Reproduce all of the data below, replacing every instance of "browser-tab" with "tab-item" and leaving everything else as it is.

* * * * * * * * *

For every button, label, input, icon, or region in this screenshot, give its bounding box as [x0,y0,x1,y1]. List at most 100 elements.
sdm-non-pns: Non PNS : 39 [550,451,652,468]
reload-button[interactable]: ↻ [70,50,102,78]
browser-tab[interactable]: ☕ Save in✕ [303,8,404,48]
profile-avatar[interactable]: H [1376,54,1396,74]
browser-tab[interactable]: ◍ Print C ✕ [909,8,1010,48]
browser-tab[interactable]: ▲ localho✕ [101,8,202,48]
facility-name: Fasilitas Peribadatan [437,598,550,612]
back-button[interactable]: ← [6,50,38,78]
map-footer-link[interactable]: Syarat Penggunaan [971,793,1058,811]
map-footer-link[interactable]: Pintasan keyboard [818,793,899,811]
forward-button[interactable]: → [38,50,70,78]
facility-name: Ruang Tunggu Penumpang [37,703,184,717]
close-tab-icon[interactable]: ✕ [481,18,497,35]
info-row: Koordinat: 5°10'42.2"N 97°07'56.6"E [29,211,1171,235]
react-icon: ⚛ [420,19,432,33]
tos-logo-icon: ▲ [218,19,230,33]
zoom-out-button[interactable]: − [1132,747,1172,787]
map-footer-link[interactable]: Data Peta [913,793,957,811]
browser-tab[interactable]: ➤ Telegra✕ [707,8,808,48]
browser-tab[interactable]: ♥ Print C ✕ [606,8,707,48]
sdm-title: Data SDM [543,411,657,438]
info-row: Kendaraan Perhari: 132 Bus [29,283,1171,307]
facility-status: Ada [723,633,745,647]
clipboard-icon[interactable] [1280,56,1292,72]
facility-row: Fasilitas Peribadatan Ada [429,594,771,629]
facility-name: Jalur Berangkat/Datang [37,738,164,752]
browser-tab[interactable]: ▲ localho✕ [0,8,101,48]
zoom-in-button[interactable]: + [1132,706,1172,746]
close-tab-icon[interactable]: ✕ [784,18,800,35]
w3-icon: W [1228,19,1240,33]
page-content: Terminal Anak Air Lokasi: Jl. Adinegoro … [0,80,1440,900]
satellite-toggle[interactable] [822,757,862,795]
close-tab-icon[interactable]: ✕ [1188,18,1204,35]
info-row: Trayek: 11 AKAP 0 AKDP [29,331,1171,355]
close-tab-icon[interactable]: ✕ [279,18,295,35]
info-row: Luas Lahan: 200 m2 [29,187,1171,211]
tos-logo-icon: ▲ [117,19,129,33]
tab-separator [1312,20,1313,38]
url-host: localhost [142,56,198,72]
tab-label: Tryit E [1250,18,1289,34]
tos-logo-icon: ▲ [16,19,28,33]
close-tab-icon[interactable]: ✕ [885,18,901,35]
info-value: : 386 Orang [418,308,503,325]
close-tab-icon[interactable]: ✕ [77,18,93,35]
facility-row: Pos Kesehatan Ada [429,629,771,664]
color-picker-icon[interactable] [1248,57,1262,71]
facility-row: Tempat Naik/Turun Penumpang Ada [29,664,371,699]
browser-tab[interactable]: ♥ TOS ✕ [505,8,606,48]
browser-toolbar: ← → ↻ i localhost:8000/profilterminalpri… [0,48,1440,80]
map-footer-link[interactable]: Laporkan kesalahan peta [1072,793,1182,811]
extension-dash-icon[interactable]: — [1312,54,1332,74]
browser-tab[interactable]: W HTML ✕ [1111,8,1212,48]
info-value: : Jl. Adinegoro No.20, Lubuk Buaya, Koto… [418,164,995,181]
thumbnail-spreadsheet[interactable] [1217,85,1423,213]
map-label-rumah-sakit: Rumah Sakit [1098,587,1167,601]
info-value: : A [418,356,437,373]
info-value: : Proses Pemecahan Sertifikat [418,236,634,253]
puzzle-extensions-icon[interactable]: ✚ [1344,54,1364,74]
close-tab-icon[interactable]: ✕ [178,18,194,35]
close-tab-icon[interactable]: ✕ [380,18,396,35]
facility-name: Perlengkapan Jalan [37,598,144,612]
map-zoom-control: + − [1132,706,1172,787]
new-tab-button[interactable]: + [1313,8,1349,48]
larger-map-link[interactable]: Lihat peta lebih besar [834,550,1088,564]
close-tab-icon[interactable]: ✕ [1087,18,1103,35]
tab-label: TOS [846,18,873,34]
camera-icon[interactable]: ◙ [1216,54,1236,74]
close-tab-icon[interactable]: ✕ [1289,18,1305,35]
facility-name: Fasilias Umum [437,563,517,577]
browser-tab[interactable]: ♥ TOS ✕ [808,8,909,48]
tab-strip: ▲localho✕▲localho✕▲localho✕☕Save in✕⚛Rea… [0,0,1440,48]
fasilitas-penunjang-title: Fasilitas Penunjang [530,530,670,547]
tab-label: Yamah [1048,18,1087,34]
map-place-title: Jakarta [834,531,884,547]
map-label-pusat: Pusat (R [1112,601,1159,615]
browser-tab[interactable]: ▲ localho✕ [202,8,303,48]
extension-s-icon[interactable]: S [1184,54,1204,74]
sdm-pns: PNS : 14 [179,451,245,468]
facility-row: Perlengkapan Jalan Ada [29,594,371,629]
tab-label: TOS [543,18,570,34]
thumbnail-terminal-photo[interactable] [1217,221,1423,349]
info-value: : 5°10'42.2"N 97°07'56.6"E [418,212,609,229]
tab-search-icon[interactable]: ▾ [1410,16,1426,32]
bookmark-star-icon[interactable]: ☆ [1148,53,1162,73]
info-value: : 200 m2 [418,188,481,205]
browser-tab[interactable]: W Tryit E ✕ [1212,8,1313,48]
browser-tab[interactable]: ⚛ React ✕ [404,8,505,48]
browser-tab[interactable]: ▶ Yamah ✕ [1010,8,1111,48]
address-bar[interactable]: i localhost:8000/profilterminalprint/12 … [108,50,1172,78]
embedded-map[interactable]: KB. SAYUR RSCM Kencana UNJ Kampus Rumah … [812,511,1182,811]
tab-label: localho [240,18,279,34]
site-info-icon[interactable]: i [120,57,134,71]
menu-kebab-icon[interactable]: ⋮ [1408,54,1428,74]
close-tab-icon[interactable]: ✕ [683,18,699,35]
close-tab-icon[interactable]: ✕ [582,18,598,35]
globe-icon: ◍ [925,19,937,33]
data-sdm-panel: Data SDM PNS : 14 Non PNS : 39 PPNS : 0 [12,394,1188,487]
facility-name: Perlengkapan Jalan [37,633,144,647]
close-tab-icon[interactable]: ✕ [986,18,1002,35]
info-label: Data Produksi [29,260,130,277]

* * * * * * * * *

* Exercise answer:
For every button, label, input, icon, or region in this screenshot, give its bounding box as [x0,y0,x1,y1]. List at most 100 elements.
sdm-non-pns: Non PNS : 39 [550,451,652,468]
reload-button[interactable]: ↻ [70,50,102,78]
tab-item[interactable]: ☕ Save in✕ [303,8,404,48]
profile-avatar[interactable]: H [1376,54,1396,74]
tab-item[interactable]: ◍ Print C ✕ [909,8,1010,48]
tab-item[interactable]: ▲ localho✕ [101,8,202,48]
facility-name: Fasilitas Peribadatan [437,598,550,612]
back-button[interactable]: ← [6,50,38,78]
map-footer-link[interactable]: Syarat Penggunaan [971,793,1058,811]
map-footer-link[interactable]: Pintasan keyboard [818,793,899,811]
forward-button[interactable]: → [38,50,70,78]
facility-name: Ruang Tunggu Penumpang [37,703,184,717]
close-tab-icon[interactable]: ✕ [481,18,497,35]
info-row: Koordinat: 5°10'42.2"N 97°07'56.6"E [29,211,1171,235]
react-icon: ⚛ [420,19,432,33]
tos-logo-icon: ▲ [218,19,230,33]
zoom-out-button[interactable]: − [1132,747,1172,787]
map-footer-link[interactable]: Data Peta [913,793,957,811]
tab-item[interactable]: ➤ Telegra✕ [707,8,808,48]
tab-item[interactable]: ♥ Print C ✕ [606,8,707,48]
sdm-title: Data SDM [543,411,657,438]
info-row: Kendaraan Perhari: 132 Bus [29,283,1171,307]
facility-status: Ada [723,633,745,647]
clipboard-icon[interactable] [1280,56,1292,72]
facility-row: Fasilitas Peribadatan Ada [429,594,771,629]
facility-name: Jalur Berangkat/Datang [37,738,164,752]
tab-item[interactable]: ▲ localho✕ [0,8,101,48]
zoom-in-button[interactable]: + [1132,706,1172,746]
close-tab-icon[interactable]: ✕ [784,18,800,35]
w3-icon: W [1228,19,1240,33]
page-content: Terminal Anak Air Lokasi: Jl. Adinegoro … [0,80,1440,900]
satellite-toggle[interactable] [822,757,862,795]
close-tab-icon[interactable]: ✕ [1188,18,1204,35]
info-row: Trayek: 11 AKAP 0 AKDP [29,331,1171,355]
close-tab-icon[interactable]: ✕ [279,18,295,35]
info-row: Luas Lahan: 200 m2 [29,187,1171,211]
tos-logo-icon: ▲ [117,19,129,33]
tab-separator [1312,20,1313,38]
url-host: localhost [142,56,198,72]
tab-label: Tryit E [1250,18,1289,34]
tos-logo-icon: ▲ [16,19,28,33]
close-tab-icon[interactable]: ✕ [885,18,901,35]
info-value: : 386 Orang [418,308,503,325]
close-tab-icon[interactable]: ✕ [77,18,93,35]
facility-row: Pos Kesehatan Ada [429,629,771,664]
color-picker-icon[interactable] [1248,57,1262,71]
facility-row: Tempat Naik/Turun Penumpang Ada [29,664,371,699]
tab-item[interactable]: ♥ TOS ✕ [505,8,606,48]
browser-toolbar: ← → ↻ i localhost:8000/profilterminalpri… [0,48,1440,80]
map-footer-link[interactable]: Laporkan kesalahan peta [1072,793,1182,811]
extension-dash-icon[interactable]: — [1312,54,1332,74]
tab-item[interactable]: W HTML ✕ [1111,8,1212,48]
info-value: : Jl. Adinegoro No.20, Lubuk Buaya, Koto… [418,164,995,181]
thumbnail-spreadsheet[interactable] [1217,85,1423,213]
map-label-rumah-sakit: Rumah Sakit [1098,587,1167,601]
info-value: : A [418,356,437,373]
info-value: : Proses Pemecahan Sertifikat [418,236,634,253]
puzzle-extensions-icon[interactable]: ✚ [1344,54,1364,74]
close-tab-icon[interactable]: ✕ [178,18,194,35]
close-tab-icon[interactable]: ✕ [380,18,396,35]
facility-name: Perlengkapan Jalan [37,598,144,612]
map-zoom-control: + − [1132,706,1172,787]
new-tab-button[interactable]: + [1313,8,1349,48]
larger-map-link[interactable]: Lihat peta lebih besar [834,550,1088,564]
close-tab-icon[interactable]: ✕ [1087,18,1103,35]
tab-label: TOS [846,18,873,34]
camera-icon[interactable]: ◙ [1216,54,1236,74]
close-tab-icon[interactable]: ✕ [1289,18,1305,35]
facility-name: Fasilias Umum [437,563,517,577]
tab-item[interactable]: ♥ TOS ✕ [808,8,909,48]
tab-strip: ▲localho✕▲localho✕▲localho✕☕Save in✕⚛Rea… [0,0,1440,48]
fasilitas-penunjang-title: Fasilitas Penunjang [530,530,670,547]
tab-label: Yamah [1048,18,1087,34]
map-place-title: Jakarta [834,531,884,547]
map-label-pusat: Pusat (R [1112,601,1159,615]
tab-item[interactable]: ▲ localho✕ [202,8,303,48]
extension-s-icon[interactable]: S [1184,54,1204,74]
sdm-pns: PNS : 14 [179,451,245,468]
facility-row: Perlengkapan Jalan Ada [29,594,371,629]
tab-label: TOS [543,18,570,34]
thumbnail-terminal-photo[interactable] [1217,221,1423,349]
info-value: : 5°10'42.2"N 97°07'56.6"E [418,212,609,229]
tab-search-icon[interactable]: ▾ [1410,16,1426,32]
bookmark-star-icon[interactable]: ☆ [1148,53,1162,73]
info-value: : 200 m2 [418,188,481,205]
tab-item[interactable]: W Tryit E ✕ [1212,8,1313,48]
tab-item[interactable]: ⚛ React ✕ [404,8,505,48]
tab-item[interactable]: ▶ Yamah ✕ [1010,8,1111,48]
address-bar[interactable]: i localhost:8000/profilterminalprint/12 … [108,50,1172,78]
embedded-map[interactable]: KB. SAYUR RSCM Kencana UNJ Kampus Rumah … [812,511,1182,811]
tab-label: localho [240,18,279,34]
site-info-icon[interactable]: i [120,57,134,71]
menu-kebab-icon[interactable]: ⋮ [1408,54,1428,74]
close-tab-icon[interactable]: ✕ [683,18,699,35]
close-tab-icon[interactable]: ✕ [582,18,598,35]
globe-icon: ◍ [925,19,937,33]
data-sdm-panel: Data SDM PNS : 14 Non PNS : 39 PPNS : 0 [12,394,1188,487]
facility-name: Perlengkapan Jalan [37,633,144,647]
close-tab-icon[interactable]: ✕ [986,18,1002,35]
info-label: Data Produksi [29,260,130,277]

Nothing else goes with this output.